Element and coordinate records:
= = = =

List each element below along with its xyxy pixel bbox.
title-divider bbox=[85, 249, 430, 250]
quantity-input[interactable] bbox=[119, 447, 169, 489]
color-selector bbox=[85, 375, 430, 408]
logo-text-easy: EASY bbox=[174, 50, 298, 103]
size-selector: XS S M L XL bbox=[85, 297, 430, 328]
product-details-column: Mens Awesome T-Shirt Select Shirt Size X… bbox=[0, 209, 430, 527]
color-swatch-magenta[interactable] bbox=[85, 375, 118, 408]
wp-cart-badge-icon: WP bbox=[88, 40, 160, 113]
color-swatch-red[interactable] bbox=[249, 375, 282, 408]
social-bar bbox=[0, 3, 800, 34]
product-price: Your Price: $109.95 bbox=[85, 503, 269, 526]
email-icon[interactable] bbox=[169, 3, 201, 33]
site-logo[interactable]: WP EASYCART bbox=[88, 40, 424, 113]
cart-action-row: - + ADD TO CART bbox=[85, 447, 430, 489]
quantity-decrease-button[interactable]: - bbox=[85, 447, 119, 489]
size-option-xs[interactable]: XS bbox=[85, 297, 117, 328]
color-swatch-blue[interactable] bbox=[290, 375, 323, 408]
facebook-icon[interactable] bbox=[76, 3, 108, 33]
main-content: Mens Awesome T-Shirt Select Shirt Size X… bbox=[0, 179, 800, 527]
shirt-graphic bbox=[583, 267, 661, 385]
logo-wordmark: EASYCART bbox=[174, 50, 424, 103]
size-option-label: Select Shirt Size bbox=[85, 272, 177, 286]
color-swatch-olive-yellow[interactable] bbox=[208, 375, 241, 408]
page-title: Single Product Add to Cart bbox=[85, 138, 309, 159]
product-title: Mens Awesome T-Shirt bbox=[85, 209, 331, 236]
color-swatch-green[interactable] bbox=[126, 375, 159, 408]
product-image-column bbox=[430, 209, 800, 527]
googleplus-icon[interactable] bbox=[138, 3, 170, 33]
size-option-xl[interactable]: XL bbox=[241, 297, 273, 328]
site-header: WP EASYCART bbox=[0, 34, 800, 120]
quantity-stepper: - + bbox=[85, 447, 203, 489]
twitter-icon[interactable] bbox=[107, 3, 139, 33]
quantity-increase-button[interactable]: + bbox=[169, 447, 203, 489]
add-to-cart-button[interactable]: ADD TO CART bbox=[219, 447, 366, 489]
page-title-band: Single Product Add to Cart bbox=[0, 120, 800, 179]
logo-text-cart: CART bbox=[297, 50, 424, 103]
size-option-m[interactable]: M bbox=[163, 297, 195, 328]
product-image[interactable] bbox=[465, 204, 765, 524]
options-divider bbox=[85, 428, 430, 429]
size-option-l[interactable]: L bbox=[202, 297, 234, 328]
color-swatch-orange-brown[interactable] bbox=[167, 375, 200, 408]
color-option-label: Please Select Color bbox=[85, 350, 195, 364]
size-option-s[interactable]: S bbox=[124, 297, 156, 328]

= = = =

• [WORK TO BE COMPLETED] Give the rows from the start through the line that contains "email-icon[interactable] bbox=[169, 3, 201, 33]" as a numbered list, with both ends included and any blank lines left out.

• [RESULT]
1. List each element below along with its xyxy pixel bbox.
2. title-divider bbox=[85, 249, 430, 250]
3. quantity-input[interactable] bbox=[119, 447, 169, 489]
4. color-selector bbox=[85, 375, 430, 408]
5. logo-text-easy: EASY bbox=[174, 50, 298, 103]
6. size-selector: XS S M L XL bbox=[85, 297, 430, 328]
7. product-details-column: Mens Awesome T-Shirt Select Shirt Size X… bbox=[0, 209, 430, 527]
8. color-swatch-magenta[interactable] bbox=[85, 375, 118, 408]
9. wp-cart-badge-icon: WP bbox=[88, 40, 160, 113]
10. color-swatch-red[interactable] bbox=[249, 375, 282, 408]
11. social-bar bbox=[0, 3, 800, 34]
12. product-price: Your Price: $109.95 bbox=[85, 503, 269, 526]
13. email-icon[interactable] bbox=[169, 3, 201, 33]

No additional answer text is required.